EXERCISE PROMPT
Extract every line where the string "object" appears.

STORED ROWS
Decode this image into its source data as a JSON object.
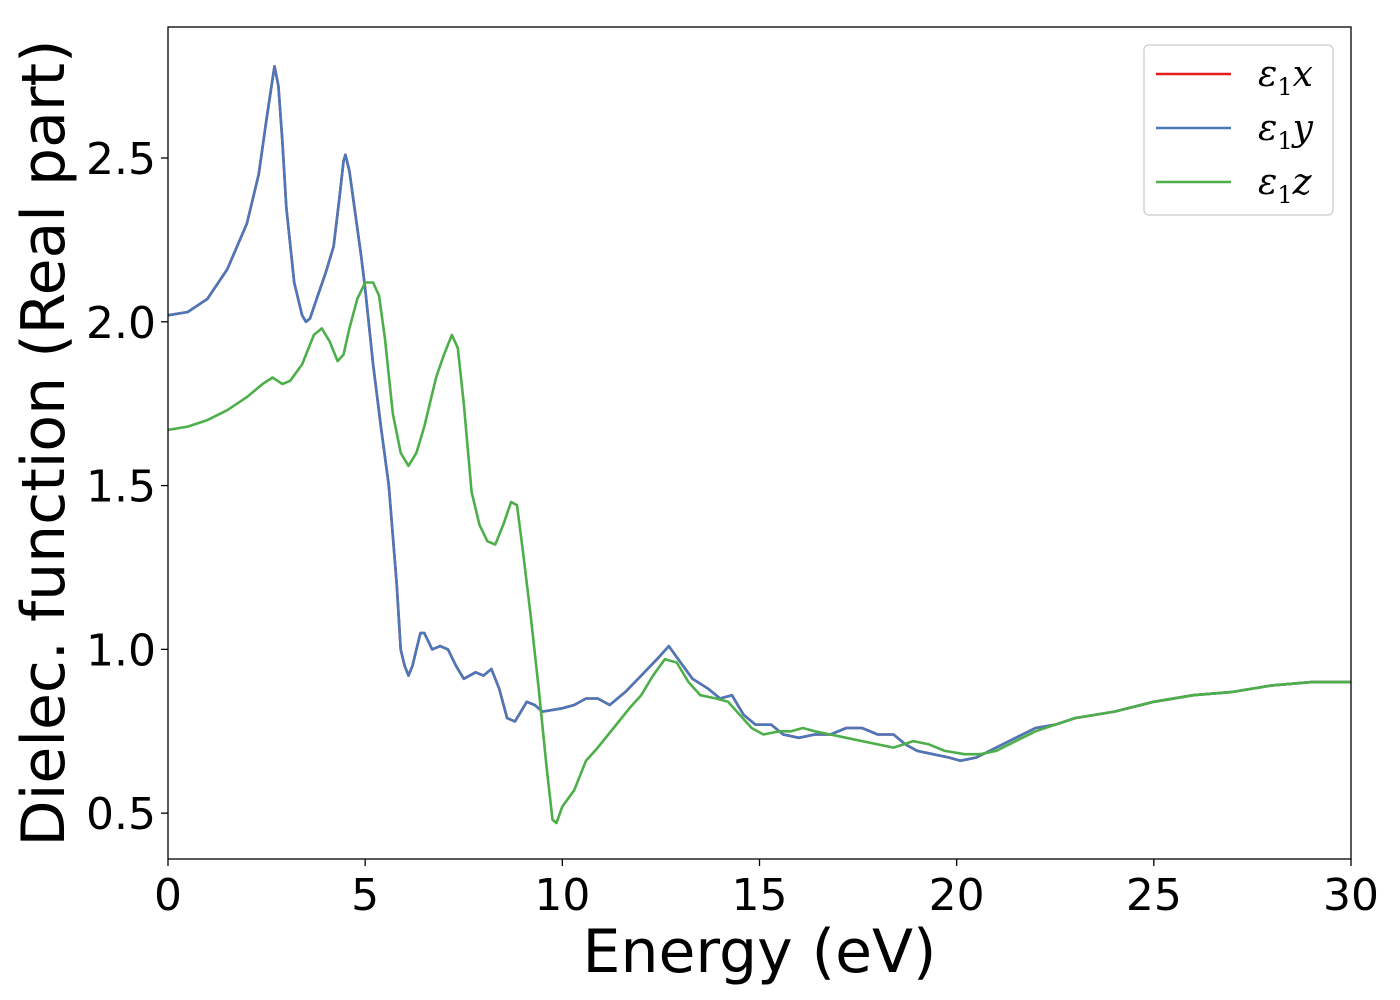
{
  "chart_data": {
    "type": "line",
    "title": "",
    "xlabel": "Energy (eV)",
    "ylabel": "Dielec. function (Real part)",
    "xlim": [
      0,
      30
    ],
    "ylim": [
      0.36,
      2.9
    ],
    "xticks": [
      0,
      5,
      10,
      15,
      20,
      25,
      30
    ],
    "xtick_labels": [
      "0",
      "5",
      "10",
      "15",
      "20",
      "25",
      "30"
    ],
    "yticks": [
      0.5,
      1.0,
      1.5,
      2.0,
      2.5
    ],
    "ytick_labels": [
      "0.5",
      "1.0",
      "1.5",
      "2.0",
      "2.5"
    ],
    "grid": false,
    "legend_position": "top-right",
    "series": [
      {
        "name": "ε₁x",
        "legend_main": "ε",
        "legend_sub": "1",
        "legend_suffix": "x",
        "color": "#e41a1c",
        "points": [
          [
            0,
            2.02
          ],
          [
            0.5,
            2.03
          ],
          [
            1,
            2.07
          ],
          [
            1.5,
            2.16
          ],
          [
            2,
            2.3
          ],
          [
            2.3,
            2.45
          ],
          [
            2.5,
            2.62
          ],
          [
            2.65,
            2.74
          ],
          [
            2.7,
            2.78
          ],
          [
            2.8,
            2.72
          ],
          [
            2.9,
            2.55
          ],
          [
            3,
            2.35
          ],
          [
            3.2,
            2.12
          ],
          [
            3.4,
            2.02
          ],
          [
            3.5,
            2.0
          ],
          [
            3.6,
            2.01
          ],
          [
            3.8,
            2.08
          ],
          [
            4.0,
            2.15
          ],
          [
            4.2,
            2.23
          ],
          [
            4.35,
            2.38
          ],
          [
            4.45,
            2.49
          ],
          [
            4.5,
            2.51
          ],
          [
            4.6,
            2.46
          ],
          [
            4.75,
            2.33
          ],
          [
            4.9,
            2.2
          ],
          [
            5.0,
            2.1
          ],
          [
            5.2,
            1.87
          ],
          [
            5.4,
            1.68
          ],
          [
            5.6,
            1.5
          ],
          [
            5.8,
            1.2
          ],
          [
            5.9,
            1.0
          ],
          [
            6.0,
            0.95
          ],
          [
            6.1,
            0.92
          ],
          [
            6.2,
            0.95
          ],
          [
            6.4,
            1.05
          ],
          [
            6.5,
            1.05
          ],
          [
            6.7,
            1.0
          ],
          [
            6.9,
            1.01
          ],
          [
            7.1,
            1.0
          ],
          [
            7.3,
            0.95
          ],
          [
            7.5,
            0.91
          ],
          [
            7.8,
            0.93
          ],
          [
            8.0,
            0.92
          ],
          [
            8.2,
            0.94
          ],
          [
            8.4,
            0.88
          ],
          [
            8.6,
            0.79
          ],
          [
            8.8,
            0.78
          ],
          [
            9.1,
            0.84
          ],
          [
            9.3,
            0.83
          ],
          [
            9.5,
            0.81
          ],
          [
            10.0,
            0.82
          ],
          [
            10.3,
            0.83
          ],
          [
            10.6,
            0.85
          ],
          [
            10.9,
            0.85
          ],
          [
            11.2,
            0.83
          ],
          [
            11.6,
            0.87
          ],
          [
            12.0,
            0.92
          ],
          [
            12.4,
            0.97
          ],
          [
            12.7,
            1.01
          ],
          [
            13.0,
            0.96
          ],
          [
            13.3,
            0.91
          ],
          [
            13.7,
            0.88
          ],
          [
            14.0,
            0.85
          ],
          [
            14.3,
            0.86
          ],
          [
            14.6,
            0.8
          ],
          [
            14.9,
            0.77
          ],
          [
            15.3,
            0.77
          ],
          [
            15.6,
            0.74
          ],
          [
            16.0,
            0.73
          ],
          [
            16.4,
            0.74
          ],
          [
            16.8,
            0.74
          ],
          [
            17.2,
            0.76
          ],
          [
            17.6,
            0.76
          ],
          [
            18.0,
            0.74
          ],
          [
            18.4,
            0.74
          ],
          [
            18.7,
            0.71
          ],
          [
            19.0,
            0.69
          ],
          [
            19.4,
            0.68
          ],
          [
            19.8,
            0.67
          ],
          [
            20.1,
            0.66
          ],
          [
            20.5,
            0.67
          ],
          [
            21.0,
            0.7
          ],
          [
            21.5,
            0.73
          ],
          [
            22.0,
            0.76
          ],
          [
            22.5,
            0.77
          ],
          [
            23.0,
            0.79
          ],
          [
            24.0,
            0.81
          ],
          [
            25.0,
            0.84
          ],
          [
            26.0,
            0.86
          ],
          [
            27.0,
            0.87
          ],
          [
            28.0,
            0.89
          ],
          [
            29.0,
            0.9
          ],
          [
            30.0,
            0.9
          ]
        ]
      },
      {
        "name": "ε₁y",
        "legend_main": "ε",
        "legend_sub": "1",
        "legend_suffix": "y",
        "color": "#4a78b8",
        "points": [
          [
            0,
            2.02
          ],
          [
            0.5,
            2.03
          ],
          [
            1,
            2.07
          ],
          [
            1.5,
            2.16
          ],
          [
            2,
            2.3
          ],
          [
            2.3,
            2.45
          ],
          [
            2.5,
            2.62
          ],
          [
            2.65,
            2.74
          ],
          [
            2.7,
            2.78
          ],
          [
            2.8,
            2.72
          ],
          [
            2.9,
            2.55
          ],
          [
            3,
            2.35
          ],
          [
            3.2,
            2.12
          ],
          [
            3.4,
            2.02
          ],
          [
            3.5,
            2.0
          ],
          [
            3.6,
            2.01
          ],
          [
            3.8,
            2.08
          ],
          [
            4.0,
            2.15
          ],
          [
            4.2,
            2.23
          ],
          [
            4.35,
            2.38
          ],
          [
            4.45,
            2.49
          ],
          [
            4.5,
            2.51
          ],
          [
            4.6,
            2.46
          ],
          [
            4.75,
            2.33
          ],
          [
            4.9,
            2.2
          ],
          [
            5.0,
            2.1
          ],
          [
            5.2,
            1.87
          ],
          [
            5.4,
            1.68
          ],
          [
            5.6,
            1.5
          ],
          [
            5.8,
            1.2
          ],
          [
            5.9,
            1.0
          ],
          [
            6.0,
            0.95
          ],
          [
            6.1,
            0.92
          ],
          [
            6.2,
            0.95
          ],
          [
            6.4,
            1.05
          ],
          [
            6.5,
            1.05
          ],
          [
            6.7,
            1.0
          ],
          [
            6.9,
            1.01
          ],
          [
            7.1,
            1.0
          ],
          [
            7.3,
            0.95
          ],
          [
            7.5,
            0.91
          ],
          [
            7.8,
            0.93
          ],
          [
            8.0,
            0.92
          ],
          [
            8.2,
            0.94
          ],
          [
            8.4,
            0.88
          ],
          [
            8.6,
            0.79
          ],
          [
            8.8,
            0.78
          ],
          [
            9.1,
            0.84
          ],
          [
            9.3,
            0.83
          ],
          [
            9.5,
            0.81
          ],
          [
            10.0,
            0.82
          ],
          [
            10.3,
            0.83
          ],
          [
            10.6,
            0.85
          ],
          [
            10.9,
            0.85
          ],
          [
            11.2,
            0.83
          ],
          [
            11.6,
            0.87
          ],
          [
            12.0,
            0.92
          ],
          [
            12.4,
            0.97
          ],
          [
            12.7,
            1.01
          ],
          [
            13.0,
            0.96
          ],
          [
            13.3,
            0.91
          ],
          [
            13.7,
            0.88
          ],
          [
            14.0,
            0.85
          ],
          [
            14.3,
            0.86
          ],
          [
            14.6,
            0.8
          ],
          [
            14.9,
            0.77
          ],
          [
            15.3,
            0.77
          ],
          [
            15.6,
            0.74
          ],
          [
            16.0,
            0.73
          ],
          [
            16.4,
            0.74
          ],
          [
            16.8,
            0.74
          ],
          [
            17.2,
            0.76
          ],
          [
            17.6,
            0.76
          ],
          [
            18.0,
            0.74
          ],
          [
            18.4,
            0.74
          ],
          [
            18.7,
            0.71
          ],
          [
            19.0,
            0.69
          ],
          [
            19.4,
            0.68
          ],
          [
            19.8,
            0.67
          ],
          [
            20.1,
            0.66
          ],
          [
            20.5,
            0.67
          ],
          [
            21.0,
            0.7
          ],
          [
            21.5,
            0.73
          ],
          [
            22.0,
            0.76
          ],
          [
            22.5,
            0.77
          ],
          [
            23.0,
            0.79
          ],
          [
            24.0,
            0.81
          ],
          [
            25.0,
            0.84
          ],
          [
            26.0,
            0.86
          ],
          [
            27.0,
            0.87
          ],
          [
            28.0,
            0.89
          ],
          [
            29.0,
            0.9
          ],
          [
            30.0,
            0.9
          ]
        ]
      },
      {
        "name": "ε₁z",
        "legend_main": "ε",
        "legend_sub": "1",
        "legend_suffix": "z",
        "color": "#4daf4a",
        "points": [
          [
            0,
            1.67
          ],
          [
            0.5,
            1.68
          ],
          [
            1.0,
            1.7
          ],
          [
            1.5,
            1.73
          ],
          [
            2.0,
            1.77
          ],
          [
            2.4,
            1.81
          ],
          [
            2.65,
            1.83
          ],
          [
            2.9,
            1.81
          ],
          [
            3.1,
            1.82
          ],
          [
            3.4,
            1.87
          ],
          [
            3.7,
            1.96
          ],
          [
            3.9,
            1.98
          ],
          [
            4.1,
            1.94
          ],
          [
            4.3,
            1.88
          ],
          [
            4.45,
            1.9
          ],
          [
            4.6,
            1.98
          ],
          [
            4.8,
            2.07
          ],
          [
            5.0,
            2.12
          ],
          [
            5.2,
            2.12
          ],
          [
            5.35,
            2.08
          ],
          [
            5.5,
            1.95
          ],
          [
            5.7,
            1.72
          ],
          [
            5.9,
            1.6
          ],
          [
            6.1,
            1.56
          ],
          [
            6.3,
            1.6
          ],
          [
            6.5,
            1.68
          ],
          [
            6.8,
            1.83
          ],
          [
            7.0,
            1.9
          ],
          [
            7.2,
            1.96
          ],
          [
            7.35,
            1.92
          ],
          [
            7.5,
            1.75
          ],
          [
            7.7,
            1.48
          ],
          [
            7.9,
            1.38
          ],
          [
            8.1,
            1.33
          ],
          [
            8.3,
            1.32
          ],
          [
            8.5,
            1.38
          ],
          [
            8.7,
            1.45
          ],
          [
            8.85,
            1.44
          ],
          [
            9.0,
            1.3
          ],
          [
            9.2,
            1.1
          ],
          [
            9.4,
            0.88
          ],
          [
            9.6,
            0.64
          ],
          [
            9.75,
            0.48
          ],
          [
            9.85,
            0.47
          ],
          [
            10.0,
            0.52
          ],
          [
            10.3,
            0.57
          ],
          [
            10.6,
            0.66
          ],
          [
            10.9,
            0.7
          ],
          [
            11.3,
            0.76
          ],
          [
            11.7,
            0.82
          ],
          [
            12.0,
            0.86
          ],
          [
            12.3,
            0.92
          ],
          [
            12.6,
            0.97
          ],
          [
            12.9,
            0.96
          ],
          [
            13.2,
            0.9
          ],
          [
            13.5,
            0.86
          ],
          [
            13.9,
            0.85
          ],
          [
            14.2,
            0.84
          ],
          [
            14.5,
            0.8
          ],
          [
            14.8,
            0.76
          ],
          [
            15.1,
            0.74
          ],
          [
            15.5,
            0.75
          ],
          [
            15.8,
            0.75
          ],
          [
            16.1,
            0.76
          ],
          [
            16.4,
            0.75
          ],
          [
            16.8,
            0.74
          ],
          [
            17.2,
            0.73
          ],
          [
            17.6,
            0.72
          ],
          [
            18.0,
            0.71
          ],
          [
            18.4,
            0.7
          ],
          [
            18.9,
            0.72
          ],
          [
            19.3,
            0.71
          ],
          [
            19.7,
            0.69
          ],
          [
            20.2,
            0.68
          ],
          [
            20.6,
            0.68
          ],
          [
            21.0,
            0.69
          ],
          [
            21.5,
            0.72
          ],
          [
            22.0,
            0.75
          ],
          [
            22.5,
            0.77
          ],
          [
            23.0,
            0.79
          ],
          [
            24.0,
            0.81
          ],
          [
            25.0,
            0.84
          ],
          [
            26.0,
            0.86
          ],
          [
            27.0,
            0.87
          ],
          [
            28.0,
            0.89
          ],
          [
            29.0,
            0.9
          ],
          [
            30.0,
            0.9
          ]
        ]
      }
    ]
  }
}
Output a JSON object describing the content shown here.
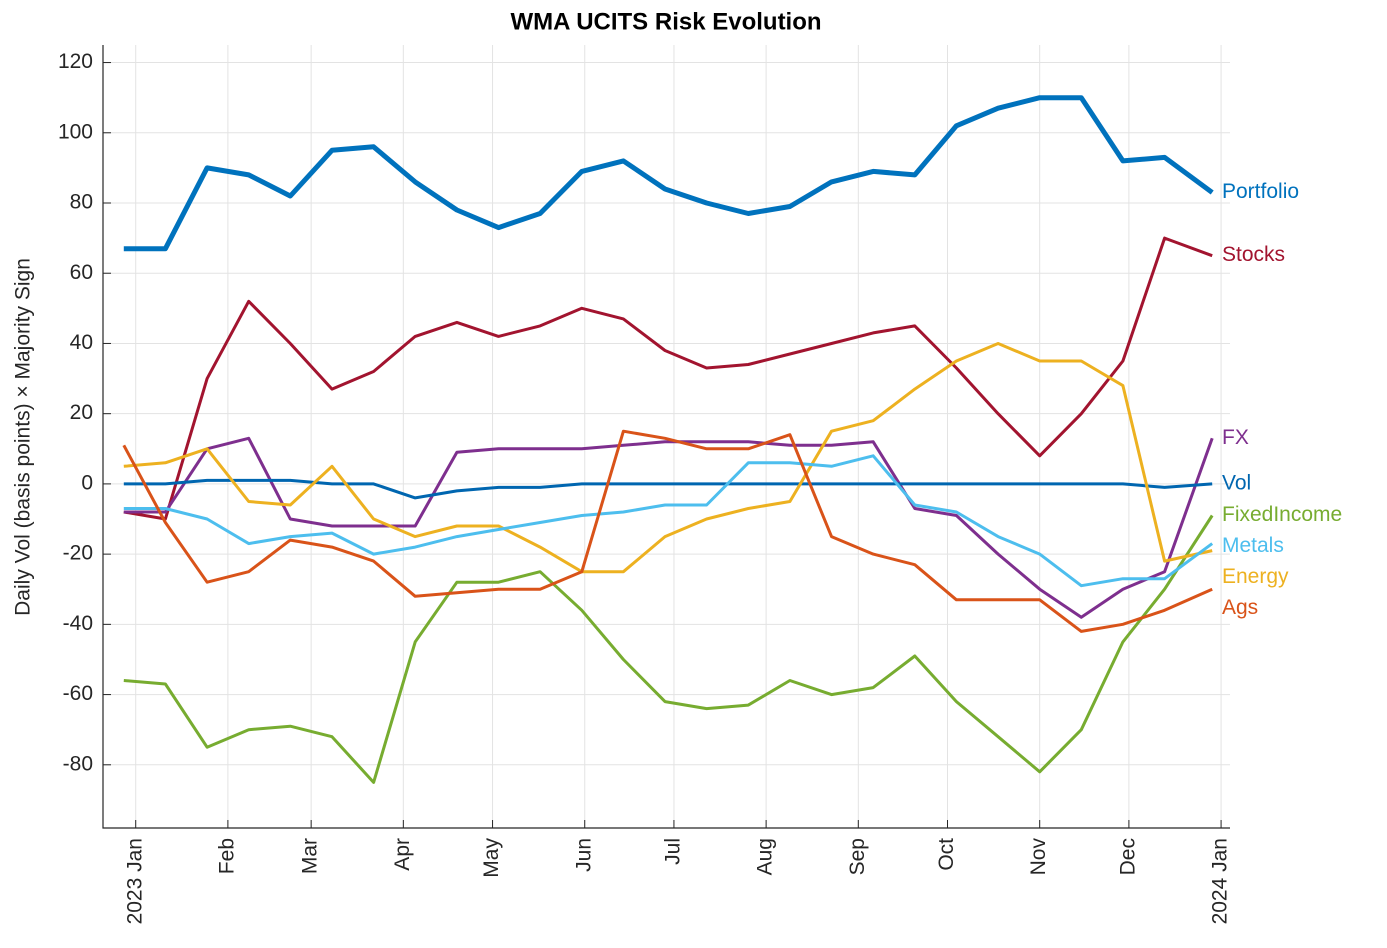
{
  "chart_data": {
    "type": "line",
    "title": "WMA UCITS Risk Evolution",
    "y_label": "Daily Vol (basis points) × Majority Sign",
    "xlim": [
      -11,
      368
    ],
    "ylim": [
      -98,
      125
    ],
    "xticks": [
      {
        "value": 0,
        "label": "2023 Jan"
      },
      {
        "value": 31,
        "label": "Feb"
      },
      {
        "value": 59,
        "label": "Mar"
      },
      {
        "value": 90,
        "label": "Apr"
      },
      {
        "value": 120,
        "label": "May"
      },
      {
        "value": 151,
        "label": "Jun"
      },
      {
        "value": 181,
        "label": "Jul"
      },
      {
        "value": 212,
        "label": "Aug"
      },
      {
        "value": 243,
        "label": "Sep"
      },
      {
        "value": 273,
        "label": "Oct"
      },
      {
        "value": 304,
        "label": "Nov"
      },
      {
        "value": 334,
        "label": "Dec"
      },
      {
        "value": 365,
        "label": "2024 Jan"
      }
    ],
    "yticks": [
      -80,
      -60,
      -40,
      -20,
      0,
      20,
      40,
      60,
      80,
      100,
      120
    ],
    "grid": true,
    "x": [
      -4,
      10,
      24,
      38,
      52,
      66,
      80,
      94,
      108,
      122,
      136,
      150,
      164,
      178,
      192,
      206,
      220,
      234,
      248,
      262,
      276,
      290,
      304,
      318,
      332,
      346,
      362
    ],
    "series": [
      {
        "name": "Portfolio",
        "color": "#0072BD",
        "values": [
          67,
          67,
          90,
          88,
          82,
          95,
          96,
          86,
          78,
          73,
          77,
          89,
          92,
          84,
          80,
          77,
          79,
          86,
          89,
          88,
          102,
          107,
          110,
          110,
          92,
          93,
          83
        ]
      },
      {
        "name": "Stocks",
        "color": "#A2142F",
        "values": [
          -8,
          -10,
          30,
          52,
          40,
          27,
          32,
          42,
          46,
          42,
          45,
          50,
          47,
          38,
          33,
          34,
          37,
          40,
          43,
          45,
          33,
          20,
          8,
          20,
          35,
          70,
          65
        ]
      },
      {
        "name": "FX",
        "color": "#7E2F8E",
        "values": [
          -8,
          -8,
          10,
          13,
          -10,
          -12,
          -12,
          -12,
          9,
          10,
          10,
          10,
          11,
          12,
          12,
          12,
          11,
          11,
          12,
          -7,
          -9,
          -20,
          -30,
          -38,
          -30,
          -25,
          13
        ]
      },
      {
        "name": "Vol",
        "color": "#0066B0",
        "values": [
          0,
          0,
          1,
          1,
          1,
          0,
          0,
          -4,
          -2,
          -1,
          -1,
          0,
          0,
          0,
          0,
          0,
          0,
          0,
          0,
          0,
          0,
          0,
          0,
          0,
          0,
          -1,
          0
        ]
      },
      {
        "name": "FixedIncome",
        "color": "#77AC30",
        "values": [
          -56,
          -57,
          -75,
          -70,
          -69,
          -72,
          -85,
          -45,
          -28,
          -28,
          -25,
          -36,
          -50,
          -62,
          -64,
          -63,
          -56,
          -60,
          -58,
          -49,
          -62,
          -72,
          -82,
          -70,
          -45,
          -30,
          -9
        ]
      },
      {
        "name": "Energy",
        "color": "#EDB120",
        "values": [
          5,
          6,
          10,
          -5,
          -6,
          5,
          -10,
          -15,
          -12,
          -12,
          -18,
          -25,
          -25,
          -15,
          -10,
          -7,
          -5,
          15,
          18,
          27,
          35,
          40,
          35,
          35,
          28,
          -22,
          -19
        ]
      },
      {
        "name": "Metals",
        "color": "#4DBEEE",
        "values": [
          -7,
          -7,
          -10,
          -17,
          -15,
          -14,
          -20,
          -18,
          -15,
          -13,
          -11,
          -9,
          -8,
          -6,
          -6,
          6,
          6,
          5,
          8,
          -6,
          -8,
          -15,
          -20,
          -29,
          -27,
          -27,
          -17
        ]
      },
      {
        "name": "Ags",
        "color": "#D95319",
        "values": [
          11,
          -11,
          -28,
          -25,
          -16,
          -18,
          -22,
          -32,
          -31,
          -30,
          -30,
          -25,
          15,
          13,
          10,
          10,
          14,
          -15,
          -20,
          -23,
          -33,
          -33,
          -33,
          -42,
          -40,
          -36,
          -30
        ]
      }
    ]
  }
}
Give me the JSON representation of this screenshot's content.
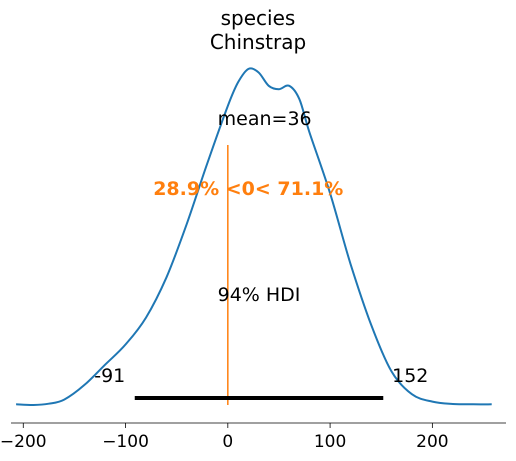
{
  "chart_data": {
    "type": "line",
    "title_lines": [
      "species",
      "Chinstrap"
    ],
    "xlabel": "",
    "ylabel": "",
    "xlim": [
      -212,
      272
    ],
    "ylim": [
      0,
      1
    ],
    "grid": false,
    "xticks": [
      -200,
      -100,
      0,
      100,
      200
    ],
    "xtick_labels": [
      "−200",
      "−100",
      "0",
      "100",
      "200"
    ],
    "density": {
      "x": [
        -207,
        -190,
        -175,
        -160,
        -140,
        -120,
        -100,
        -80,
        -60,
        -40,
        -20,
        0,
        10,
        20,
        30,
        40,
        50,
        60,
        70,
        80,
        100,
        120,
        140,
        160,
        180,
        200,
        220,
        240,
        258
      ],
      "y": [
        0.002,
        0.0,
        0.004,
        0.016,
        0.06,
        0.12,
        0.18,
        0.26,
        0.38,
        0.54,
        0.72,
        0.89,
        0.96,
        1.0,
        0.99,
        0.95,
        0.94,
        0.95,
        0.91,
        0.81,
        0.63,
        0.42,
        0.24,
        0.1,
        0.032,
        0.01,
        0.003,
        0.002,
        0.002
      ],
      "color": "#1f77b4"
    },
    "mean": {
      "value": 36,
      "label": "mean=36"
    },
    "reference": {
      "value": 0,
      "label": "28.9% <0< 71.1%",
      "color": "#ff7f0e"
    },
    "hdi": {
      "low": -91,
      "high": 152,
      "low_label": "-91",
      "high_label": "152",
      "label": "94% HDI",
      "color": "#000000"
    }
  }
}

SOLUTION TO THE PROBLEM
Decode this image into its source data as a JSON object.
Output a JSON object describing the content shown here.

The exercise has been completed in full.